Parecía que la había: una derecha democrática. “Pero era porque tenían el control, el poder de veto”. “Cuando vieron que la democracia podría permitir a otros tomar el control, entonces estuvieron contra la democracia”, dijo Fernando Atria. Estoy otra vez sentado con Atria, abogado constitucionalista, exconstituyente, en su casa, en Santiago, en una conversación que se prolonga ya por seis años. El mismo hilo conductor de siempre. La forma política chilena caducó el 18 de octubre del 2019, cuando estallaron las enormes protestas por un aumento del transporte público, que luego se transformaron en un verdadero estallido social, me dijo en mayo del 21, cuando integraba la Asamblea Constituyente. Tres años antes, cuando aspiró, sin éxito, a una curul en la Cámara de Diputados –y Sebastián Piñera lograba su segundo mandato presidencial– me habló de un cambio de época en la política chilena, desde las protestas del 2011. Percibía el país sometido a una forma de gobierno incapaz de producir las transformaciones significativas que le hacían falta.
--- --- ---
## Enunciado A
Según el texto seleccionado, ¿por qué parecía que en Chile había una derecha democrática y qué la llevó a ponerse en contra de la democracia?

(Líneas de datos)
--- --- ---
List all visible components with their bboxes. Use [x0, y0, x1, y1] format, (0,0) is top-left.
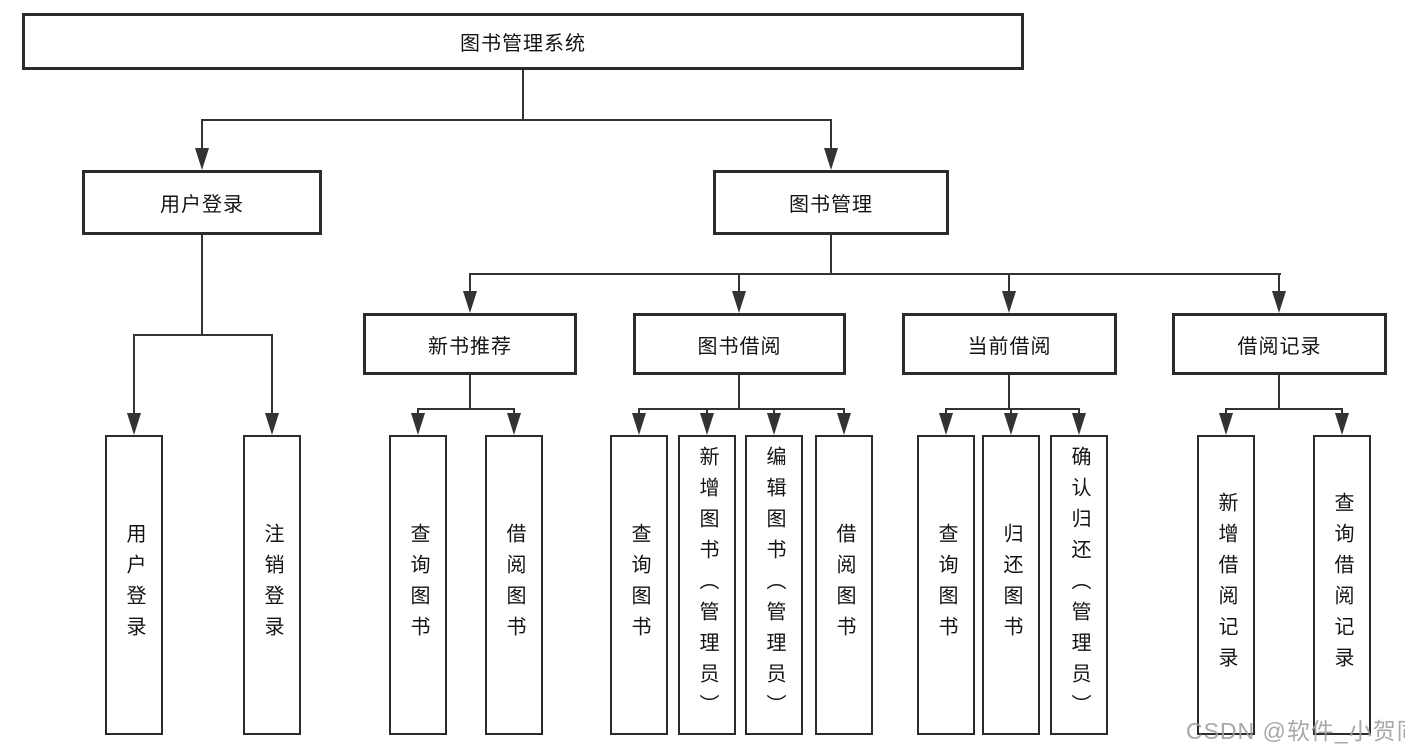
connector-drop-new-book: [469, 273, 471, 295]
node-book-management-label: 图书管理: [789, 194, 873, 216]
node-user-login: 用户登录: [82, 170, 322, 235]
connector-current-borrow-branch: [945, 408, 1080, 410]
connector-book-mgmt-stem: [830, 235, 832, 275]
connector-drop-leaf: [638, 408, 640, 416]
connector-drop-leaf: [773, 408, 775, 416]
leaf-query-books-newbook: 查询图书: [389, 435, 447, 735]
arrowhead: [507, 413, 521, 435]
arrowhead: [1335, 413, 1349, 435]
connector-drop-leaf: [513, 408, 515, 416]
node-new-book-recommend: 新书推荐: [363, 313, 577, 375]
node-book-borrow: 图书借阅: [633, 313, 846, 375]
node-borrow-records-label: 借阅记录: [1237, 335, 1322, 358]
leaf-return-book-label: 归还图书: [1000, 523, 1022, 647]
arrowhead: [632, 413, 646, 435]
connector-drop-leaf: [1341, 408, 1343, 416]
connector-drop-leaf: [271, 334, 273, 415]
arrowhead: [1002, 291, 1016, 313]
leaf-borrow-books-newbook-label: 借阅图书: [503, 523, 525, 647]
connector-borrow-records-stem: [1278, 375, 1280, 410]
leaf-logout-label: 注销登录: [261, 523, 283, 647]
connector-root-branch: [201, 119, 832, 121]
connector-drop-leaf: [945, 408, 947, 416]
leaf-query-books-current-label: 查询图书: [935, 523, 957, 647]
leaf-edit-book-admin-label: 编辑图书（管理员）: [763, 445, 785, 725]
node-book-borrow-label: 图书借阅: [697, 335, 782, 358]
leaf-confirm-return-admin: 确认归还（管理员）: [1050, 435, 1108, 735]
connector-drop-leaf: [843, 408, 845, 416]
leaf-query-borrow-record: 查询借阅记录: [1313, 435, 1371, 735]
arrowhead: [824, 148, 838, 170]
connector-drop-leaf: [1078, 408, 1080, 416]
connector-drop-borrow-records: [1278, 273, 1280, 295]
connector-user-login-branch: [133, 334, 273, 336]
connector-user-login-stem: [201, 235, 203, 336]
leaf-add-book-admin: 新增图书（管理员）: [678, 435, 736, 735]
arrowhead: [837, 413, 851, 435]
connector-drop-current-borrow: [1008, 273, 1010, 295]
connector-drop-leaf: [1225, 408, 1227, 416]
arrowhead: [1219, 413, 1233, 435]
leaf-edit-book-admin: 编辑图书（管理员）: [745, 435, 803, 735]
connector-drop-book-management: [830, 119, 832, 151]
leaf-user-login: 用户登录: [105, 435, 163, 735]
leaf-return-book: 归还图书: [982, 435, 1040, 735]
connector-new-book-branch: [417, 408, 515, 410]
connector-book-borrow-stem: [738, 375, 740, 410]
leaf-query-books-current: 查询图书: [917, 435, 975, 735]
node-new-book-recommend-label: 新书推荐: [428, 335, 512, 358]
leaf-query-books-newbook-label: 查询图书: [407, 523, 429, 647]
node-user-login-label: 用户登录: [160, 194, 244, 216]
leaf-confirm-return-admin-label: 确认归还（管理员）: [1068, 445, 1090, 725]
connector-current-borrow-stem: [1008, 375, 1010, 410]
leaf-user-login-label: 用户登录: [123, 523, 145, 647]
leaf-add-borrow-record: 新增借阅记录: [1197, 435, 1255, 735]
leaf-borrow-books-borrow: 借阅图书: [815, 435, 873, 735]
node-current-borrow: 当前借阅: [902, 313, 1117, 375]
leaf-query-borrow-record-label: 查询借阅记录: [1331, 492, 1353, 678]
arrowhead: [1072, 413, 1086, 435]
node-book-management: 图书管理: [713, 170, 949, 235]
arrowhead: [265, 413, 279, 435]
node-root-label: 图书管理系统: [460, 33, 586, 55]
arrowhead: [195, 148, 209, 170]
arrowhead: [463, 291, 477, 313]
node-current-borrow-label: 当前借阅: [967, 335, 1052, 358]
arrowhead: [700, 413, 714, 435]
leaf-borrow-books-borrow-label: 借阅图书: [833, 523, 855, 647]
connector-drop-leaf: [133, 334, 135, 415]
connector-book-borrow-branch: [638, 408, 845, 410]
connector-drop-leaf: [1010, 408, 1012, 416]
arrowhead: [939, 413, 953, 435]
watermark: CSDN @软件_小贺同学: [1186, 718, 1405, 744]
leaf-add-borrow-record-label: 新增借阅记录: [1215, 492, 1237, 678]
arrowhead: [1272, 291, 1286, 313]
leaf-add-book-admin-label: 新增图书（管理员）: [696, 445, 718, 725]
connector-drop-leaf: [706, 408, 708, 416]
connector-drop-book-borrow: [738, 273, 740, 295]
leaf-query-books-borrow-label: 查询图书: [628, 523, 650, 647]
arrowhead: [1004, 413, 1018, 435]
leaf-logout: 注销登录: [243, 435, 301, 735]
connector-root-stem: [522, 69, 524, 121]
arrowhead: [767, 413, 781, 435]
node-root: 图书管理系统: [22, 13, 1024, 70]
leaf-query-books-borrow: 查询图书: [610, 435, 668, 735]
leaf-borrow-books-newbook: 借阅图书: [485, 435, 543, 735]
node-borrow-records: 借阅记录: [1172, 313, 1387, 375]
arrowhead: [127, 413, 141, 435]
arrowhead: [732, 291, 746, 313]
connector-new-book-stem: [469, 375, 471, 410]
connector-drop-user-login: [201, 119, 203, 151]
connector-borrow-records-branch: [1225, 408, 1343, 410]
connector-book-mgmt-branch: [469, 273, 1281, 275]
arrowhead: [411, 413, 425, 435]
connector-drop-leaf: [417, 408, 419, 416]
--- --- ---
## Enunciado B
Reescribe como una lista JSON de cadenas, una por línea y sin líneas en blanco, todo lo que aparece en los registros desde la línea que contiene "connector-drop-new-book: [469, 273, 471, 295]" hasta la línea que contiene "arrowhead: [1335, 413, 1349, 435]", ambas incluidas.

## Respuesta final A
Parecía democrática porque tenía el control, el poder de veto. Cuando vio que la democracia podía permitir que otros tomaran el control, estuvo en contra de ella.

## Respuesta final B
[
  "connector-drop-new-book: [469, 273, 471, 295]",
  "node-book-management-label: 图书管理: [789, 194, 873, 216]",
  "node-user-login: 用户登录: [82, 170, 322, 235]",
  "connector-current-borrow-branch: [945, 408, 1080, 410]",
  "connector-book-mgmt-stem: [830, 235, 832, 275]",
  "connector-drop-leaf: [638, 408, 640, 416]",
  "connector-drop-leaf: [773, 408, 775, 416]",
  "leaf-query-books-newbook: 查询图书: [389, 435, 447, 735]",
  "arrowhead: [507, 413, 521, 435]",
  "arrowhead: [1335, 413, 1349, 435]"
]